Request> Repeat all of the material exactly as given.

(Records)
----------------
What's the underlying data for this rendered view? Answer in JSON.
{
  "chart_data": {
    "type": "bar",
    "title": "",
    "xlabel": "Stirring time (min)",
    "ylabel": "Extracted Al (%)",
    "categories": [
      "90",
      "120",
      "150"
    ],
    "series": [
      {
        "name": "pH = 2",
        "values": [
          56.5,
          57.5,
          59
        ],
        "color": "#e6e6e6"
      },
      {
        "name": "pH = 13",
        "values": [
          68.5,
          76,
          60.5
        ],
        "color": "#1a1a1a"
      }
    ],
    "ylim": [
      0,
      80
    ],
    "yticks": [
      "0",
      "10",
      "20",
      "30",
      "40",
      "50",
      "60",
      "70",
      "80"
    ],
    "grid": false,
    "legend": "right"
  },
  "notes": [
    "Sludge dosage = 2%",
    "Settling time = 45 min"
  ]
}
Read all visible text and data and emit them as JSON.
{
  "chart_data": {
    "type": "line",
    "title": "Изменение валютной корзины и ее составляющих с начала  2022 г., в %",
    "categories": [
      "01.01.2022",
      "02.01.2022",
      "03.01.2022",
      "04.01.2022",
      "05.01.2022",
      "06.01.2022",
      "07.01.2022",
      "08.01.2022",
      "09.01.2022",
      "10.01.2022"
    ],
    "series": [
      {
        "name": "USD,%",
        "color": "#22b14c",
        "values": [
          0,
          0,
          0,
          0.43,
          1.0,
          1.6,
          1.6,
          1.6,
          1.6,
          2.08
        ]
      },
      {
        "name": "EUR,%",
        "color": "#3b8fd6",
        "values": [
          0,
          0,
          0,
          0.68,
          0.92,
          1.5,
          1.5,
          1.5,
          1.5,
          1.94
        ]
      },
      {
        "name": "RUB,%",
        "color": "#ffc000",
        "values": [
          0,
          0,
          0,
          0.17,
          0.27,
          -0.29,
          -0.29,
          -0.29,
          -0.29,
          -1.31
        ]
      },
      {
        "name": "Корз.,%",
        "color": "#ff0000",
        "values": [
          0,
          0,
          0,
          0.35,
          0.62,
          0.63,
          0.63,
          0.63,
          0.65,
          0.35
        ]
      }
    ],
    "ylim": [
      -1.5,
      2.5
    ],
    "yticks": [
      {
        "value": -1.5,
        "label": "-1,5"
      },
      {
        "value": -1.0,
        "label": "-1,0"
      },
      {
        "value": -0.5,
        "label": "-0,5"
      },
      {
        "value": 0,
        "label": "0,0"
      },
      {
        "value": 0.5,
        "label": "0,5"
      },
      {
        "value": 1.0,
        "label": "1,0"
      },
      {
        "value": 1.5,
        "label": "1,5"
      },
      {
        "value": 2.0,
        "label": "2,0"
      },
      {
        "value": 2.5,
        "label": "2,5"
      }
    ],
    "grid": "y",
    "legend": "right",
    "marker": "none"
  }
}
----------------
Result>
What's the underlying data for this rendered view? Answer in JSON.
{
  "chart_data": {
    "type": "bar",
    "title": "",
    "xlabel": "Stirring time (min)",
    "ylabel": "Extracted Al (%)",
    "categories": [
      "90",
      "120",
      "150"
    ],
    "series": [
      {
        "name": "pH = 2",
        "values": [
          56.5,
          57.5,
          59
        ],
        "color": "#e6e6e6"
      },
      {
        "name": "pH = 13",
        "values": [
          68.5,
          76,
          60.5
        ],
        "color": "#1a1a1a"
      }
    ],
    "ylim": [
      0,
      80
    ],
    "yticks": [
      "0",
      "10",
      "20",
      "30",
      "40",
      "50",
      "60",
      "70",
      "80"
    ],
    "grid": false,
    "legend": "right"
  },
  "notes": [
    "Sludge dosage = 2%",
    "Settling time = 45 min"
  ]
}
Read all visible text and data and emit them as JSON.
{
  "chart_data": {
    "type": "line",
    "title": "Изменение валютной корзины и ее составляющих с начала  2022 г., в %",
    "categories": [
      "01.01.2022",
      "02.01.2022",
      "03.01.2022",
      "04.01.2022",
      "05.01.2022",
      "06.01.2022",
      "07.01.2022",
      "08.01.2022",
      "09.01.2022",
      "10.01.2022"
    ],
    "series": [
      {
        "name": "USD,%",
        "color": "#22b14c",
        "values": [
          0,
          0,
          0,
          0.43,
          1.0,
          1.6,
          1.6,
          1.6,
          1.6,
          2.08
        ]
      },
      {
        "name": "EUR,%",
        "color": "#3b8fd6",
        "values": [
          0,
          0,
          0,
          0.68,
          0.92,
          1.5,
          1.5,
          1.5,
          1.5,
          1.94
        ]
      },
      {
        "name": "RUB,%",
        "color": "#ffc000",
        "values": [
          0,
          0,
          0,
          0.17,
          0.27,
          -0.29,
          -0.29,
          -0.29,
          -0.29,
          -1.31
        ]
      },
      {
        "name": "Корз.,%",
        "color": "#ff0000",
        "values": [
          0,
          0,
          0,
          0.35,
          0.62,
          0.63,
          0.63,
          0.63,
          0.65,
          0.35
        ]
      }
    ],
    "ylim": [
      -1.5,
      2.5
    ],
    "yticks": [
      {
        "value": -1.5,
        "label": "-1,5"
      },
      {
        "value": -1.0,
        "label": "-1,0"
      },
      {
        "value": -0.5,
        "label": "-0,5"
      },
      {
        "value": 0,
        "label": "0,0"
      },
      {
        "value": 0.5,
        "label": "0,5"
      },
      {
        "value": 1.0,
        "label": "1,0"
      },
      {
        "value": 1.5,
        "label": "1,5"
      },
      {
        "value": 2.0,
        "label": "2,0"
      },
      {
        "value": 2.5,
        "label": "2,5"
      }
    ],
    "grid": "y",
    "legend": "right",
    "marker": "none"
  }
}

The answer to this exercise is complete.